Exercise aim: Whenever "Product" appears in a line, please copy that line from the data.

-=-=-

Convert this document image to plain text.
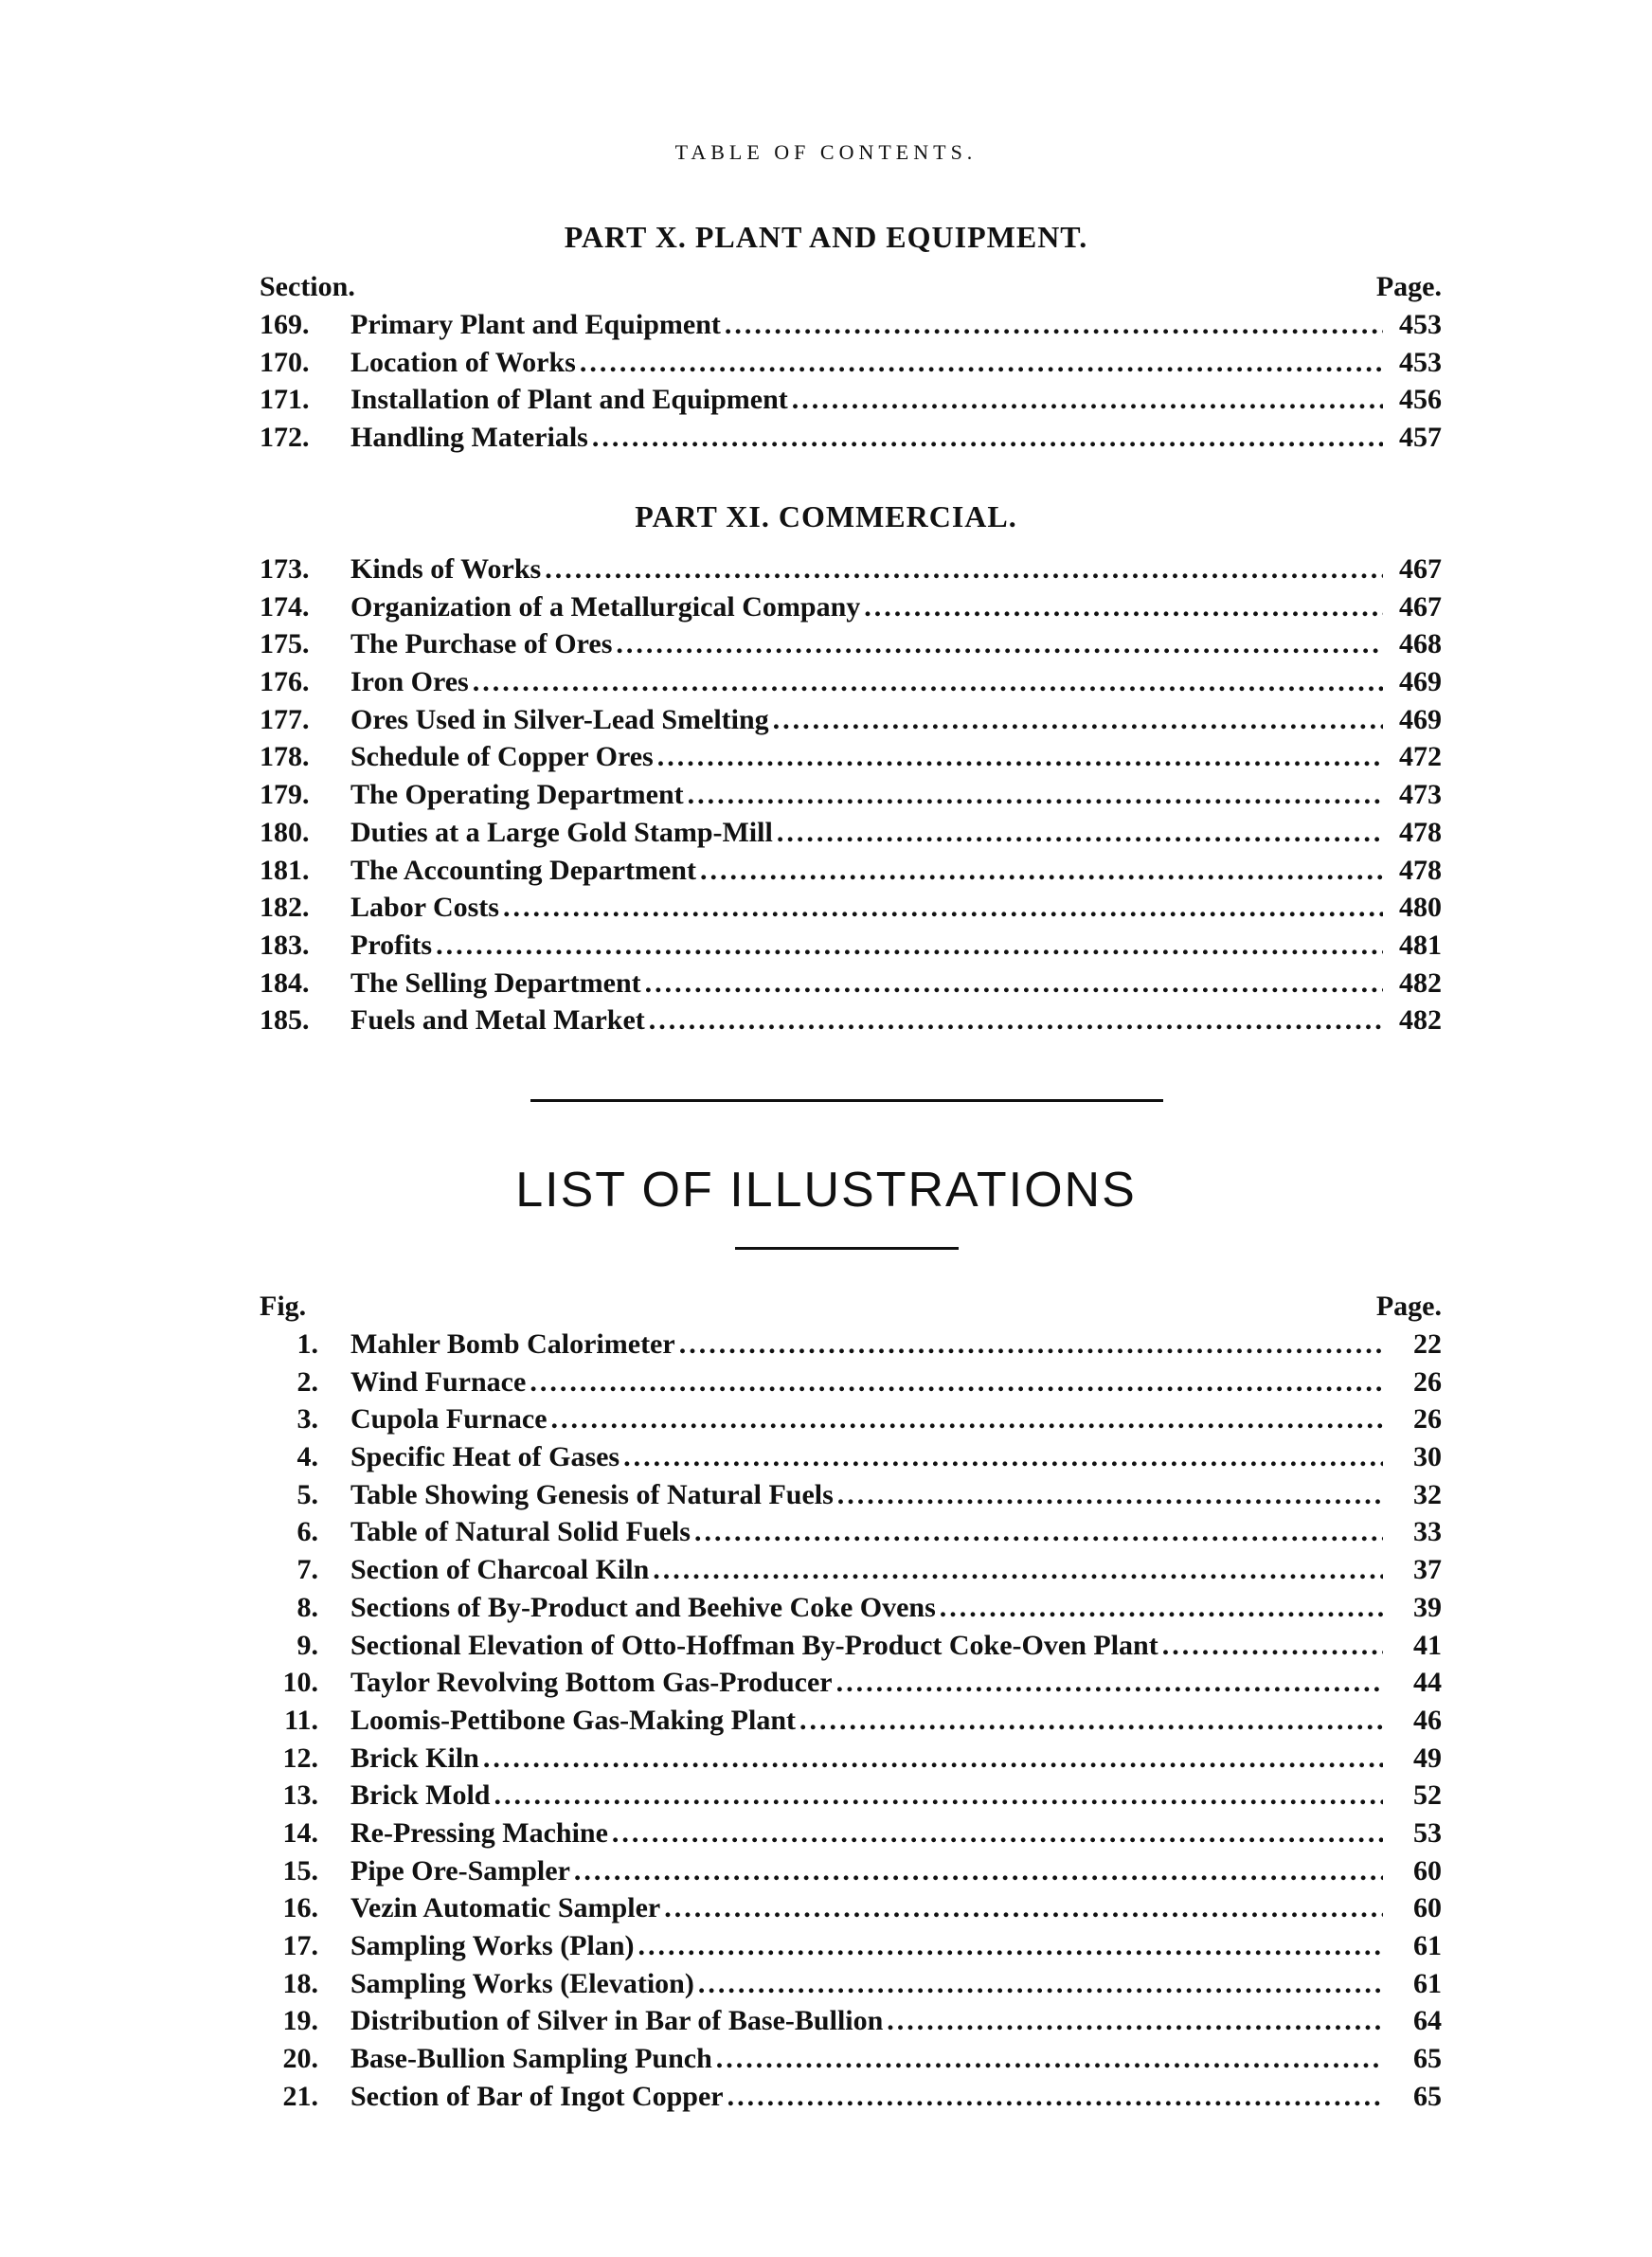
TABLE OF CONTENTS.
PART X. PLANT AND EQUIPMENT.
Section.	Page.
169.	Primary Plant and Equipment .....	453
170.	Location of Works .....	453
171.	Installation of Plant and Equipment .....	456
172.	Handling Materials .....	457
PART XI. COMMERCIAL.
173.	Kinds of Works .....	467
174.	Organization of a Metallurgical Company .....	467
175.	The Purchase of Ores .....	468
176.	Iron Ores .....	469
177.	Ores Used in Silver-Lead Smelting .....	469
178.	Schedule of Copper Ores .....	472
179.	The Operating Department .....	473
180.	Duties at a Large Gold Stamp-Mill .....	478
181.	The Accounting Department .....	478
182.	Labor Costs .....	480
183.	Profits .....	481
184.	The Selling Department .....	482
185.	Fuels and Metal Market .....	482
LIST OF ILLUSTRATIONS
Fig.	Page.
1. Mahler Bomb Calorimeter .....	22
2. Wind Furnace .....	26
3. Cupola Furnace .....	26
4. Specific Heat of Gases .....	30
5. Table Showing Genesis of Natural Fuels .....	32
6. Table of Natural Solid Fuels .....	33
7. Section of Charcoal Kiln .....	37
8. Sections of By-Product and Beehive Coke Ovens .....	39
9. Sectional Elevation of Otto-Hoffman By-Product Coke-Oven Plant .....	41
10. Taylor Revolving Bottom Gas-Producer .....	44
11. Loomis-Pettibone Gas-Making Plant .....	46
12. Brick Kiln .....	49
13. Brick Mold .....	52
14. Re-Pressing Machine .....	53
15. Pipe Ore-Sampler .....	60
16. Vezin Automatic Sampler .....	60
17. Sampling Works (Plan) .....	61
18. Sampling Works (Elevation) .....	61
19. Distribution of Silver in Bar of Base-Bullion .....	64
20. Base-Bullion Sampling Punch .....	65
21. Section of Bar of Ingot Copper .....	65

-=-=-

Output for this task:
8. Sections of By-Product and Beehive Coke Ovens .....	39
9. Sectional Elevation of Otto-Hoffman By-Product Coke-Oven Plant .....	41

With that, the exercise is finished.